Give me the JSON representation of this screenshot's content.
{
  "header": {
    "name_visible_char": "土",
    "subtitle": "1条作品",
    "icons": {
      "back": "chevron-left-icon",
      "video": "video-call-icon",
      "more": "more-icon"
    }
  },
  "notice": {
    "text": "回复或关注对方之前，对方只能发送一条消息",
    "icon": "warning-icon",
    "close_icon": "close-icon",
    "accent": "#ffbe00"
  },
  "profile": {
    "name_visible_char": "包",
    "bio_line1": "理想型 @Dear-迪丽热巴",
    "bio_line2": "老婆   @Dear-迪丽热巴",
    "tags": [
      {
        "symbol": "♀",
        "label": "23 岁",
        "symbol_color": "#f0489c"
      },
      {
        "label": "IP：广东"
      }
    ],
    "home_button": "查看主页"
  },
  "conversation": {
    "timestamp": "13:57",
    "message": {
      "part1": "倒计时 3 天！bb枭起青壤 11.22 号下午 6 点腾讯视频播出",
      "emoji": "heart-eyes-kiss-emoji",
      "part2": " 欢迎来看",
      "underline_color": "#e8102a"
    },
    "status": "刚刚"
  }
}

What you are asked to do:
Extract all of the data above without altering anything.

Answer:
Give me the JSON representation of this screenshot's content.
{
  "header": {
    "name_visible_char": "土",
    "subtitle": "1条作品",
    "icons": {
      "back": "chevron-left-icon",
      "video": "video-call-icon",
      "more": "more-icon"
    }
  },
  "notice": {
    "text": "回复或关注对方之前，对方只能发送一条消息",
    "icon": "warning-icon",
    "close_icon": "close-icon",
    "accent": "#ffbe00"
  },
  "profile": {
    "name_visible_char": "包",
    "bio_line1": "理想型 @Dear-迪丽热巴",
    "bio_line2": "老婆   @Dear-迪丽热巴",
    "tags": [
      {
        "symbol": "♀",
        "label": "23 岁",
        "symbol_color": "#f0489c"
      },
      {
        "label": "IP：广东"
      }
    ],
    "home_button": "查看主页"
  },
  "conversation": {
    "timestamp": "13:57",
    "message": {
      "part1": "倒计时 3 天！bb枭起青壤 11.22 号下午 6 点腾讯视频播出",
      "emoji": "heart-eyes-kiss-emoji",
      "part2": " 欢迎来看",
      "underline_color": "#e8102a"
    },
    "status": "刚刚"
  }
}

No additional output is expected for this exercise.